* To be done:
Restate the whole listing exactly.

* Source material:
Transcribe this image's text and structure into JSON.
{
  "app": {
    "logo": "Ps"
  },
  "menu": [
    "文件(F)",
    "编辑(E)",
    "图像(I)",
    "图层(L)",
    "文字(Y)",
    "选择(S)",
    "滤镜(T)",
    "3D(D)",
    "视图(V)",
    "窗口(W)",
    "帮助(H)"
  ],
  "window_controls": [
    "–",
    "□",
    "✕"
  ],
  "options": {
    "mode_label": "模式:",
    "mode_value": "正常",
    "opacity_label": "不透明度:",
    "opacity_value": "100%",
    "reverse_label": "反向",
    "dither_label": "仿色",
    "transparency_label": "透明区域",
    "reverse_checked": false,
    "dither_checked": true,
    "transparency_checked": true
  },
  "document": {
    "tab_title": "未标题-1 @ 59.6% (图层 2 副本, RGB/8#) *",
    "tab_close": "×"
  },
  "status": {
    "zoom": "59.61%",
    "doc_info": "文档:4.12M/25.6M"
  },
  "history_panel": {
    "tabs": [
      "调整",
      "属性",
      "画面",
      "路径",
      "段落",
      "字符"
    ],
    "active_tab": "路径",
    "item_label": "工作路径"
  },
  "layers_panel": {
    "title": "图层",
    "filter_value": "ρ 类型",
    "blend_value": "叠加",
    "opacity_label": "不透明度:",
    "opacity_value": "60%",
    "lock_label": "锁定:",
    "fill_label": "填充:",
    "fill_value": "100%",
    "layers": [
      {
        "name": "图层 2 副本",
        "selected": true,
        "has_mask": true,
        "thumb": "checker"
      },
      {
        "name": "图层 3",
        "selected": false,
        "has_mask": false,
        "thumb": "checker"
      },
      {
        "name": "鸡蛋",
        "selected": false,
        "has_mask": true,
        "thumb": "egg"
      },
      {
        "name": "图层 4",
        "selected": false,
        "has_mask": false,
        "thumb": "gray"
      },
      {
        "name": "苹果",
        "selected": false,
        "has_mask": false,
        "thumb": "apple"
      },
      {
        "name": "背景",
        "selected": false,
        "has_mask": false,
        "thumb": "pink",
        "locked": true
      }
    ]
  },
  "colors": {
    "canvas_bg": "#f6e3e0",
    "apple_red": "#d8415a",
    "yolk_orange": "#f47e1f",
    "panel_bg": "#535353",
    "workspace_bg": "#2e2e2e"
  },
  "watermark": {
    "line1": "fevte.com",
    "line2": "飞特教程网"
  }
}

* The output:
Transcribe this image's text and structure into JSON.
{
  "app": {
    "logo": "Ps"
  },
  "menu": [
    "文件(F)",
    "编辑(E)",
    "图像(I)",
    "图层(L)",
    "文字(Y)",
    "选择(S)",
    "滤镜(T)",
    "3D(D)",
    "视图(V)",
    "窗口(W)",
    "帮助(H)"
  ],
  "window_controls": [
    "–",
    "□",
    "✕"
  ],
  "options": {
    "mode_label": "模式:",
    "mode_value": "正常",
    "opacity_label": "不透明度:",
    "opacity_value": "100%",
    "reverse_label": "反向",
    "dither_label": "仿色",
    "transparency_label": "透明区域",
    "reverse_checked": false,
    "dither_checked": true,
    "transparency_checked": true
  },
  "document": {
    "tab_title": "未标题-1 @ 59.6% (图层 2 副本, RGB/8#) *",
    "tab_close": "×"
  },
  "status": {
    "zoom": "59.61%",
    "doc_info": "文档:4.12M/25.6M"
  },
  "history_panel": {
    "tabs": [
      "调整",
      "属性",
      "画面",
      "路径",
      "段落",
      "字符"
    ],
    "active_tab": "路径",
    "item_label": "工作路径"
  },
  "layers_panel": {
    "title": "图层",
    "filter_value": "ρ 类型",
    "blend_value": "叠加",
    "opacity_label": "不透明度:",
    "opacity_value": "60%",
    "lock_label": "锁定:",
    "fill_label": "填充:",
    "fill_value": "100%",
    "layers": [
      {
        "name": "图层 2 副本",
        "selected": true,
        "has_mask": true,
        "thumb": "checker"
      },
      {
        "name": "图层 3",
        "selected": false,
        "has_mask": false,
        "thumb": "checker"
      },
      {
        "name": "鸡蛋",
        "selected": false,
        "has_mask": true,
        "thumb": "egg"
      },
      {
        "name": "图层 4",
        "selected": false,
        "has_mask": false,
        "thumb": "gray"
      },
      {
        "name": "苹果",
        "selected": false,
        "has_mask": false,
        "thumb": "apple"
      },
      {
        "name": "背景",
        "selected": false,
        "has_mask": false,
        "thumb": "pink",
        "locked": true
      }
    ]
  },
  "colors": {
    "canvas_bg": "#f6e3e0",
    "apple_red": "#d8415a",
    "yolk_orange": "#f47e1f",
    "panel_bg": "#535353",
    "workspace_bg": "#2e2e2e"
  },
  "watermark": {
    "line1": "fevte.com",
    "line2": "飞特教程网"
  }
}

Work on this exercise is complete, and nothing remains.